Data entries:
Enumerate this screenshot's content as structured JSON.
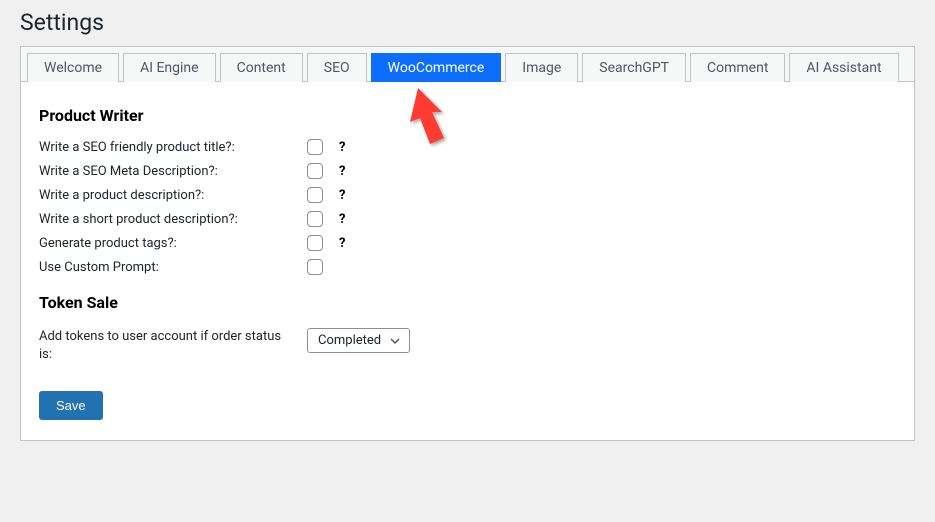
{
  "page": {
    "title": "Settings"
  },
  "tabs": [
    {
      "label": "Welcome",
      "active": false
    },
    {
      "label": "AI Engine",
      "active": false
    },
    {
      "label": "Content",
      "active": false
    },
    {
      "label": "SEO",
      "active": false
    },
    {
      "label": "WooCommerce",
      "active": true
    },
    {
      "label": "Image",
      "active": false
    },
    {
      "label": "SearchGPT",
      "active": false
    },
    {
      "label": "Comment",
      "active": false
    },
    {
      "label": "AI Assistant",
      "active": false
    }
  ],
  "sections": {
    "product_writer": {
      "heading": "Product Writer",
      "rows": [
        {
          "label": "Write a SEO friendly product title?:",
          "checked": false,
          "help": "?"
        },
        {
          "label": "Write a SEO Meta Description?:",
          "checked": false,
          "help": "?"
        },
        {
          "label": "Write a product description?:",
          "checked": false,
          "help": "?"
        },
        {
          "label": "Write a short product description?:",
          "checked": false,
          "help": "?"
        },
        {
          "label": "Generate product tags?:",
          "checked": false,
          "help": "?"
        },
        {
          "label": "Use Custom Prompt:",
          "checked": false,
          "help": ""
        }
      ]
    },
    "token_sale": {
      "heading": "Token Sale",
      "label": "Add tokens to user account if order status is:",
      "select": {
        "value": "Completed"
      }
    }
  },
  "buttons": {
    "save": "Save"
  },
  "annotation": {
    "arrow_color": "#ff3b30"
  }
}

INSTRUCTIONS TO FOLLOW:
Copy out every line of the listing that contains the string "title".

TASK RESPONSE:
    "title": "Settings"
          "label": "Write a SEO friendly product title?:",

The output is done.